- Task statement
Omit the images, then output each of the records below exactly.

- Excerpts from a figure dataset
━━━━━━━━━━━━━━━━━━━━━━━━━━━━━━
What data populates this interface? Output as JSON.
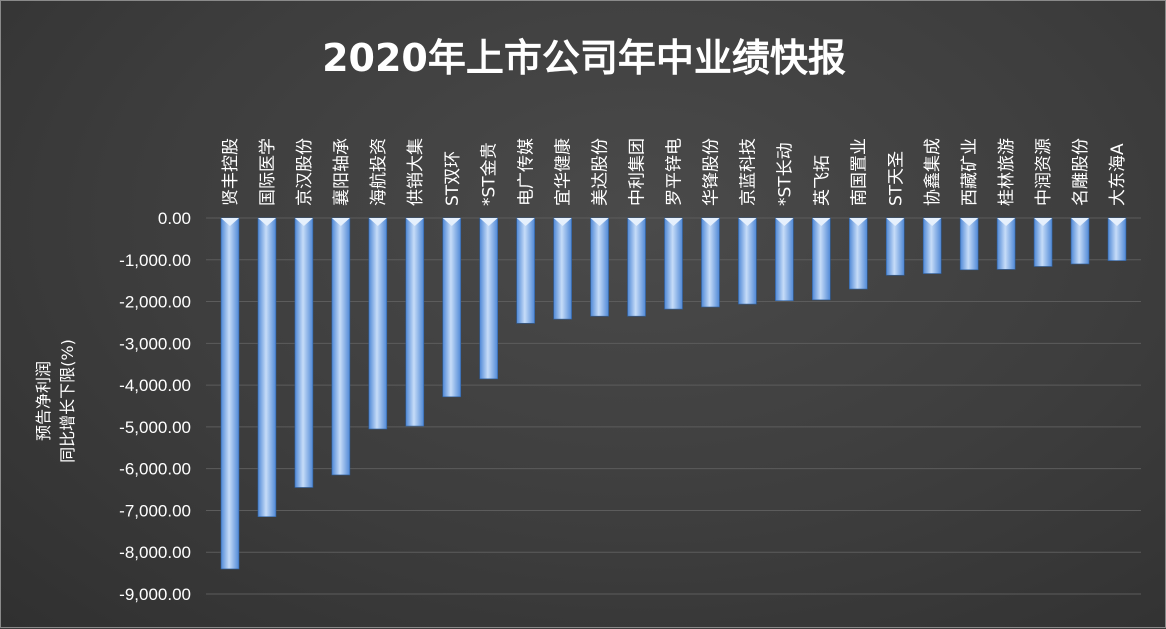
{
  "chart_data": {
    "type": "bar",
    "title": "2020年上市公司年中业绩快报",
    "ylabel_lines": [
      "预告净利润",
      "同比增长下限(%)"
    ],
    "categories": [
      "贤丰控股",
      "国际医学",
      "京汉股份",
      "襄阳轴承",
      "海航投资",
      "供销大集",
      "ST双环",
      "*ST金贵",
      "电广传媒",
      "宜华健康",
      "美达股份",
      "中利集团",
      "罗平锌电",
      "华锋股份",
      "京蓝科技",
      "*ST长动",
      "英飞拓",
      "南国置业",
      "ST天圣",
      "协鑫集成",
      "西藏矿业",
      "桂林旅游",
      "中润资源",
      "名雕股份",
      "大东海A"
    ],
    "values": [
      -8400,
      -7150,
      -6450,
      -6150,
      -5050,
      -4980,
      -4280,
      -3850,
      -2520,
      -2420,
      -2350,
      -2350,
      -2180,
      -2130,
      -2060,
      -1980,
      -1960,
      -1700,
      -1370,
      -1330,
      -1240,
      -1230,
      -1160,
      -1100,
      -1020
    ],
    "ylim": [
      -9000,
      0
    ],
    "yticks": [
      "0.00",
      "-1,000.00",
      "-2,000.00",
      "-3,000.00",
      "-4,000.00",
      "-5,000.00",
      "-6,000.00",
      "-7,000.00",
      "-8,000.00",
      "-9,000.00"
    ],
    "grid": true,
    "colors": {
      "bar_light": "#c6dcf8",
      "bar_dark": "#4f88d6",
      "grid": "#5c5c5c",
      "text": "#ffffff"
    }
  }
}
━━━━━━━━━━━━━━━━━━━━━━━━━━━━━━
- Answer for this exercise
What data populates this interface? Output as JSON.
{
  "chart_data": {
    "type": "bar",
    "title": "2020年上市公司年中业绩快报",
    "ylabel_lines": [
      "预告净利润",
      "同比增长下限(%)"
    ],
    "categories": [
      "贤丰控股",
      "国际医学",
      "京汉股份",
      "襄阳轴承",
      "海航投资",
      "供销大集",
      "ST双环",
      "*ST金贵",
      "电广传媒",
      "宜华健康",
      "美达股份",
      "中利集团",
      "罗平锌电",
      "华锋股份",
      "京蓝科技",
      "*ST长动",
      "英飞拓",
      "南国置业",
      "ST天圣",
      "协鑫集成",
      "西藏矿业",
      "桂林旅游",
      "中润资源",
      "名雕股份",
      "大东海A"
    ],
    "values": [
      -8400,
      -7150,
      -6450,
      -6150,
      -5050,
      -4980,
      -4280,
      -3850,
      -2520,
      -2420,
      -2350,
      -2350,
      -2180,
      -2130,
      -2060,
      -1980,
      -1960,
      -1700,
      -1370,
      -1330,
      -1240,
      -1230,
      -1160,
      -1100,
      -1020
    ],
    "ylim": [
      -9000,
      0
    ],
    "yticks": [
      "0.00",
      "-1,000.00",
      "-2,000.00",
      "-3,000.00",
      "-4,000.00",
      "-5,000.00",
      "-6,000.00",
      "-7,000.00",
      "-8,000.00",
      "-9,000.00"
    ],
    "grid": true,
    "colors": {
      "bar_light": "#c6dcf8",
      "bar_dark": "#4f88d6",
      "grid": "#5c5c5c",
      "text": "#ffffff"
    }
  }
}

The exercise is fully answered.